▶ _INPUT ROWS_:

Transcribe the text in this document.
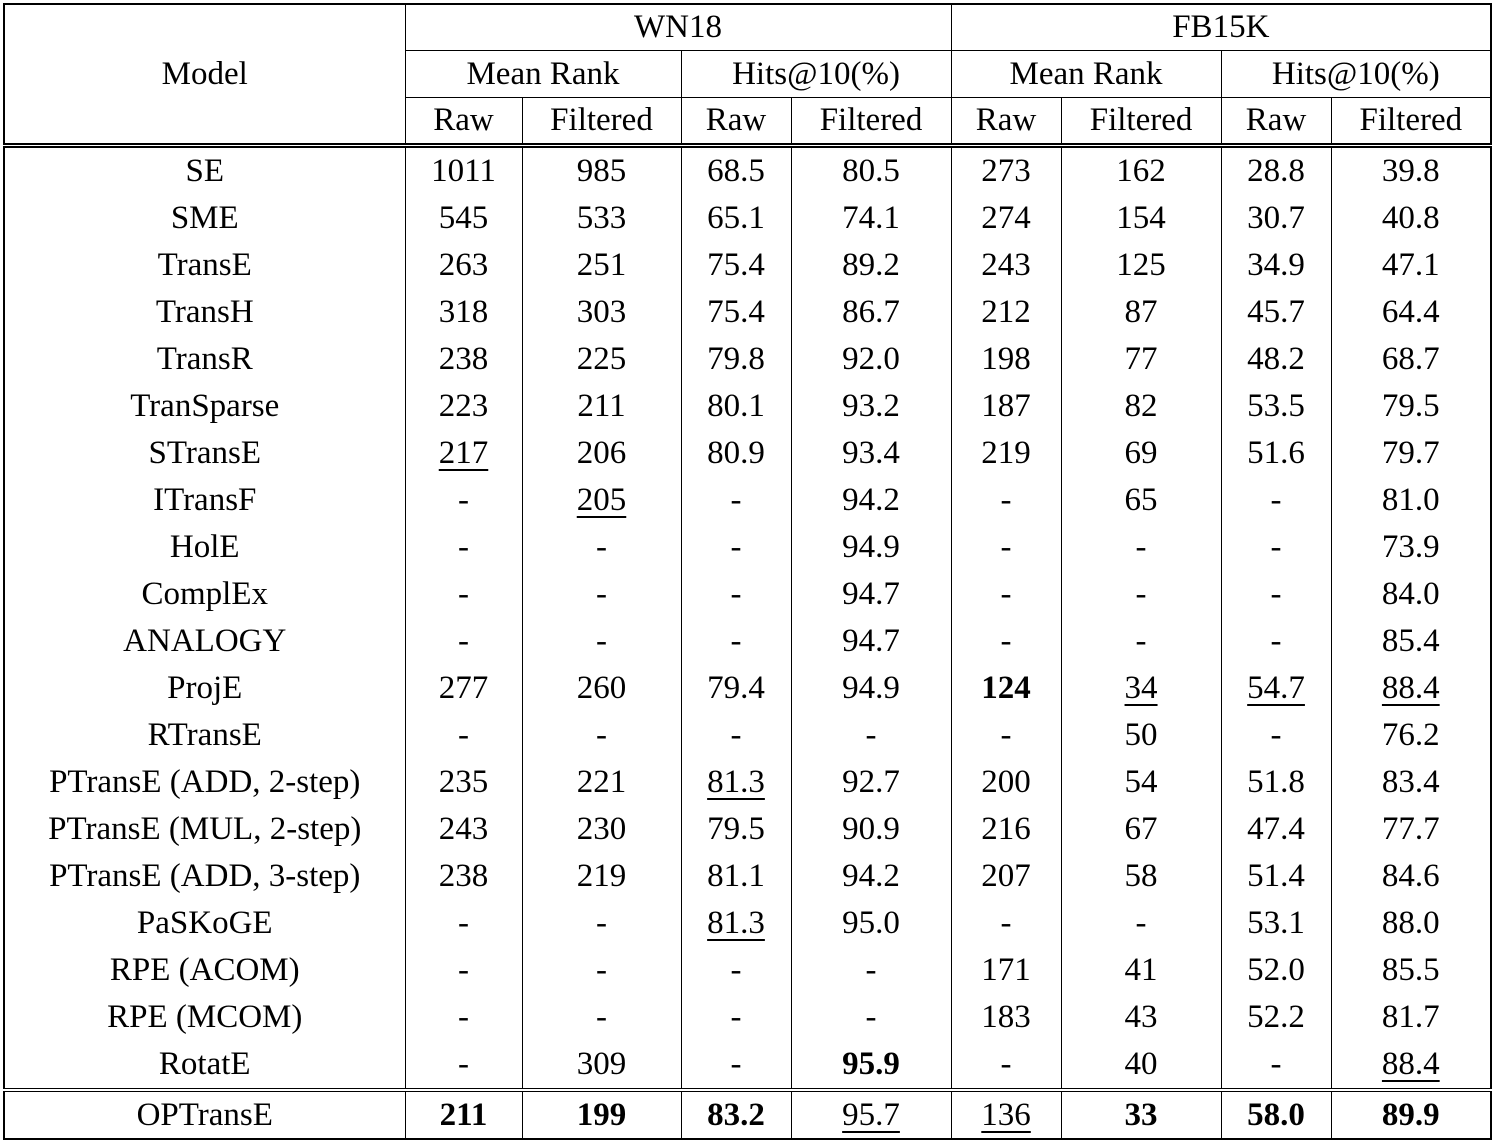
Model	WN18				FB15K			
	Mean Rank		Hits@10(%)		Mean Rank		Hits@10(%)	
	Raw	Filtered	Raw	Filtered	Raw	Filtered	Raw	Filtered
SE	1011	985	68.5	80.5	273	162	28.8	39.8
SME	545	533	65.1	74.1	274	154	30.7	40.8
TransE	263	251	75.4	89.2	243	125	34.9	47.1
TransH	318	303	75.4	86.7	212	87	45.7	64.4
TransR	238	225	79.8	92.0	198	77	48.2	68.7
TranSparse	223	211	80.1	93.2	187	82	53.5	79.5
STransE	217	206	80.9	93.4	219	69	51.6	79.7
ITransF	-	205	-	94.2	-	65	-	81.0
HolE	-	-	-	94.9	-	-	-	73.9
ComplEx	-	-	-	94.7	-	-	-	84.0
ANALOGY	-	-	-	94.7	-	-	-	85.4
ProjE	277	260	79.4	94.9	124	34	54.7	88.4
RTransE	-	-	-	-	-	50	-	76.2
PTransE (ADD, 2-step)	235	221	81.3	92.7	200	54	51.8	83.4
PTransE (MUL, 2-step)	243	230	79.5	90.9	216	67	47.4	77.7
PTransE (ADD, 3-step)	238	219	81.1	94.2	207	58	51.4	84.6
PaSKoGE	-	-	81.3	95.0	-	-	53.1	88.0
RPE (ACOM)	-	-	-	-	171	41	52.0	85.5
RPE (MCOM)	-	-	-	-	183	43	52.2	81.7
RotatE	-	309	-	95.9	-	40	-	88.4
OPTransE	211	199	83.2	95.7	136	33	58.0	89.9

==

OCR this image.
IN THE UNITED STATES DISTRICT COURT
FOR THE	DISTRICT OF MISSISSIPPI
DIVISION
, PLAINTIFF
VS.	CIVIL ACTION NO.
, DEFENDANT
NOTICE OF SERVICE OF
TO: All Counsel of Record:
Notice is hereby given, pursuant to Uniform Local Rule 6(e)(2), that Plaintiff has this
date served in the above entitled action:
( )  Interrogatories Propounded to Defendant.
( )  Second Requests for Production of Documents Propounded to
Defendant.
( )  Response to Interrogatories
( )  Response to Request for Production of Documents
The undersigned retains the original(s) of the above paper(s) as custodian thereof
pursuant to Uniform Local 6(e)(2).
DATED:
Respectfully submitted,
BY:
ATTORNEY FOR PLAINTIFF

▶ _TASK REQUIREMENTS_: Report all lines of the material that contain the word "above".

▶ _OUTPUT BELOW_:
date served in the above entitled action:
The undersigned retains the original(s) of the above paper(s) as custodian thereof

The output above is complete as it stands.